(Requirement): Below is the data. Give it again, complete and exact.

** Begin **

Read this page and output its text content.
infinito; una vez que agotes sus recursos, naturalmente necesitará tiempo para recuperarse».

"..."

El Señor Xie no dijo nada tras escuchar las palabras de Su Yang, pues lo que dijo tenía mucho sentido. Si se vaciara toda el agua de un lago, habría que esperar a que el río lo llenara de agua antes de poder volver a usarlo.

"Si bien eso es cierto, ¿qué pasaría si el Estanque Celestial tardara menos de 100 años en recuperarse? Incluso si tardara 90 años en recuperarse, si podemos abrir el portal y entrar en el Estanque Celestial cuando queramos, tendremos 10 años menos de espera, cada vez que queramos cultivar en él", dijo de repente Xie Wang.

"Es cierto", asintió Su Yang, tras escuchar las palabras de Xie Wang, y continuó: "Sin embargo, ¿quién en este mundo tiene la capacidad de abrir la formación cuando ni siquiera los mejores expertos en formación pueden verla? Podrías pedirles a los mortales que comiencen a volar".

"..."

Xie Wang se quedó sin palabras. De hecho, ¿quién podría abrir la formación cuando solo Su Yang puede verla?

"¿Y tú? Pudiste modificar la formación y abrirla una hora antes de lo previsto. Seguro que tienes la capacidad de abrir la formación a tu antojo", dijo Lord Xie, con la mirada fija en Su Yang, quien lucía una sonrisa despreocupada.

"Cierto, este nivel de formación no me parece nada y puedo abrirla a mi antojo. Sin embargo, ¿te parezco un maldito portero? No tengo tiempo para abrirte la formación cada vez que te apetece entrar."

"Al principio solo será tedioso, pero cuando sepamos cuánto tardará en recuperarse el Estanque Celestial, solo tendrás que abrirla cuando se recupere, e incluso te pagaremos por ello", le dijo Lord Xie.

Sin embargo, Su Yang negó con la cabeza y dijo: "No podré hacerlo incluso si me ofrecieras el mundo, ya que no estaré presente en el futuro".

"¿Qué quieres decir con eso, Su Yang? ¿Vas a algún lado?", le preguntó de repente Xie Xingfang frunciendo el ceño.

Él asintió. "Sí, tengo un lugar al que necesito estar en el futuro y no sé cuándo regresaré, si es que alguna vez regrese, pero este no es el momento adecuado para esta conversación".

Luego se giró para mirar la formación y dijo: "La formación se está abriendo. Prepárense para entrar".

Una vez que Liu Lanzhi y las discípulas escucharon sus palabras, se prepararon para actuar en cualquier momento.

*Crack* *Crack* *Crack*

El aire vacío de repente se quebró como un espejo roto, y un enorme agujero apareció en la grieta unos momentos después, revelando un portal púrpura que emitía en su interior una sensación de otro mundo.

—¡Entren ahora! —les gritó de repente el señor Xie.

** End **

(Written solution):
Read this page and output its text content.
infinito; una vez que agotes sus recursos, naturalmente necesitará tiempo para recuperarse».

"..."

El Señor Xie no dijo nada tras escuchar las palabras de Su Yang, pues lo que dijo tenía mucho sentido. Si se vaciara toda el agua de un lago, habría que esperar a que el río lo llenara de agua antes de poder volver a usarlo.

"Si bien eso es cierto, ¿qué pasaría si el Estanque Celestial tardara menos de 100 años en recuperarse? Incluso si tardara 90 años en recuperarse, si podemos abrir el portal y entrar en el Estanque Celestial cuando queramos, tendremos 10 años menos de espera, cada vez que queramos cultivar en él", dijo de repente Xie Wang.

"Es cierto", asintió Su Yang, tras escuchar las palabras de Xie Wang, y continuó: "Sin embargo, ¿quién en este mundo tiene la capacidad de abrir la formación cuando ni siquiera los mejores expertos en formación pueden verla? Podrías pedirles a los mortales que comiencen a volar".

"..."

Xie Wang se quedó sin palabras. De hecho, ¿quién podría abrir la formación cuando solo Su Yang puede verla?

"¿Y tú? Pudiste modificar la formación y abrirla una hora antes de lo previsto. Seguro que tienes la capacidad de abrir la formación a tu antojo", dijo Lord Xie, con la mirada fija en Su Yang, quien lucía una sonrisa despreocupada.

"Cierto, este nivel de formación no me parece nada y puedo abrirla a mi antojo. Sin embargo, ¿te parezco un maldito portero? No tengo tiempo para abrirte la formación cada vez que te apetece entrar."

"Al principio solo será tedioso, pero cuando sepamos cuánto tardará en recuperarse el Estanque Celestial, solo tendrás que abrirla cuando se recupere, e incluso te pagaremos por ello", le dijo Lord Xie.

Sin embargo, Su Yang negó con la cabeza y dijo: "No podré hacerlo incluso si me ofrecieras el mundo, ya que no estaré presente en el futuro".

"¿Qué quieres decir con eso, Su Yang? ¿Vas a algún lado?", le preguntó de repente Xie Xingfang frunciendo el ceño.

Él asintió. "Sí, tengo un lugar al que necesito estar en el futuro y no sé cuándo regresaré, si es que alguna vez regrese, pero este no es el momento adecuado para esta conversación".

Luego se giró para mirar la formación y dijo: "La formación se está abriendo. Prepárense para entrar".

Una vez que Liu Lanzhi y las discípulas escucharon sus palabras, se prepararon para actuar en cualquier momento.

*Crack* *Crack* *Crack*

El aire vacío de repente se quebró como un espejo roto, y un enorme agujero apareció en la grieta unos momentos después, revelando un portal púrpura que emitía en su interior una sensación de otro mundo.

—¡Entren ahora! —les gritó de repente el señor Xie.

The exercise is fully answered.